■ TASK: Find the word "likes" in the listing; pull out each line holding it.

■ RECORDS FOR THIS TASK:
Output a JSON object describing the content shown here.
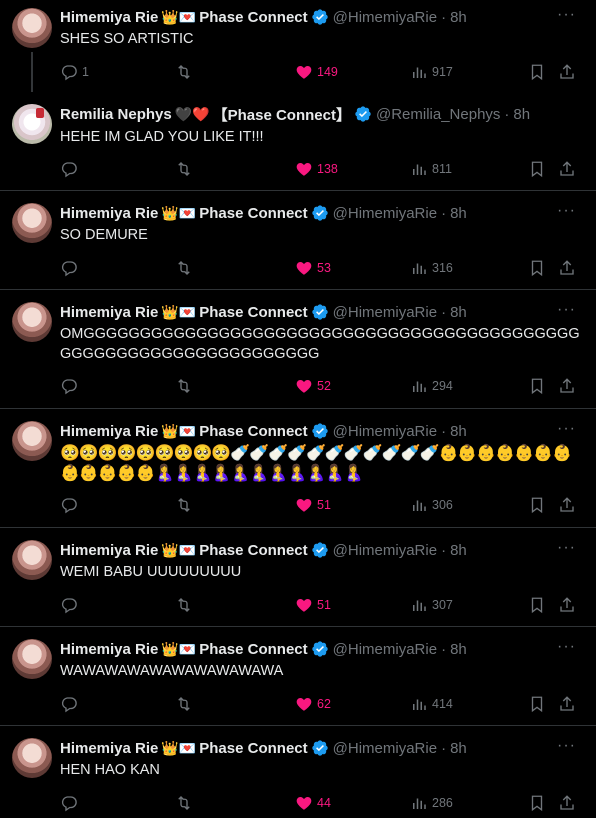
{
  "affiliation": "Phase Connect",
  "tweets": [
    {
      "name": "Himemiya Rie",
      "emoji": "👑💌",
      "affiliation": "Phase Connect",
      "handle": "@HimemiyaRie",
      "time": "8h",
      "text": "SHES SO ARTISTIC",
      "replies": "1",
      "retweets": "",
      "likes": "149",
      "views": "917",
      "avatar": "rie"
    },
    {
      "name": "Remilia Nephys",
      "emoji": "🖤❤️",
      "affiliation": "【Phase Connect】",
      "handle": "@Remilia_Nephys",
      "time": "8h",
      "text": "HEHE IM GLAD YOU LIKE IT!!!",
      "replies": "",
      "retweets": "",
      "likes": "138",
      "views": "811",
      "avatar": "nephys"
    },
    {
      "name": "Himemiya Rie",
      "emoji": "👑💌",
      "affiliation": "Phase Connect",
      "handle": "@HimemiyaRie",
      "time": "8h",
      "text": "SO DEMURE",
      "replies": "",
      "retweets": "",
      "likes": "53",
      "views": "316",
      "avatar": "rie"
    },
    {
      "name": "Himemiya Rie",
      "emoji": "👑💌",
      "affiliation": "Phase Connect",
      "handle": "@HimemiyaRie",
      "time": "8h",
      "text": "OMGGGGGGGGGGGGGGGGGGGGGGGGGGGGGGGGGGGGGGGGGGGGGGGGGGGGGGGGGGGGGGGGGGG",
      "replies": "",
      "retweets": "",
      "likes": "52",
      "views": "294",
      "avatar": "rie"
    },
    {
      "name": "Himemiya Rie",
      "emoji": "👑💌",
      "affiliation": "Phase Connect",
      "handle": "@HimemiyaRie",
      "time": "8h",
      "text": "🥺🥺🥺🥺🥺🥺🥺🥺🥺🍼🍼🍼🍼🍼🍼🍼🍼🍼🍼🍼👶👶👶👶👶👶👶👶👶👶👶👶🤱🤱🤱🤱🤱🤱🤱🤱🤱🤱🤱",
      "replies": "",
      "retweets": "",
      "likes": "51",
      "views": "306",
      "avatar": "rie"
    },
    {
      "name": "Himemiya Rie",
      "emoji": "👑💌",
      "affiliation": "Phase Connect",
      "handle": "@HimemiyaRie",
      "time": "8h",
      "text": "WEMI BABU UUUUUUUUU",
      "replies": "",
      "retweets": "",
      "likes": "51",
      "views": "307",
      "avatar": "rie"
    },
    {
      "name": "Himemiya Rie",
      "emoji": "👑💌",
      "affiliation": "Phase Connect",
      "handle": "@HimemiyaRie",
      "time": "8h",
      "text": "WAWAWAWAWAWAWAWAWAWA",
      "replies": "",
      "retweets": "",
      "likes": "62",
      "views": "414",
      "avatar": "rie"
    },
    {
      "name": "Himemiya Rie",
      "emoji": "👑💌",
      "affiliation": "Phase Connect",
      "handle": "@HimemiyaRie",
      "time": "8h",
      "text": "HEN HAO KAN",
      "replies": "",
      "retweets": "",
      "likes": "44",
      "views": "286",
      "avatar": "rie"
    }
  ],
  "colors": {
    "background": "#000000",
    "like": "#f91880",
    "muted": "#71767b",
    "verified": "#1d9bf0",
    "divider": "#2f3336"
  },
  "icons": [
    "reply-icon",
    "retweet-icon",
    "like-icon",
    "views-icon",
    "bookmark-icon",
    "share-icon",
    "more-icon",
    "verified-badge-icon"
  ]
}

■ TASK ANSWER:
      "likes": "149",
      "likes": "138",
      "likes": "53",
      "likes": "52",
      "likes": "51",
      "likes": "51",
      "likes": "62",
      "likes": "44",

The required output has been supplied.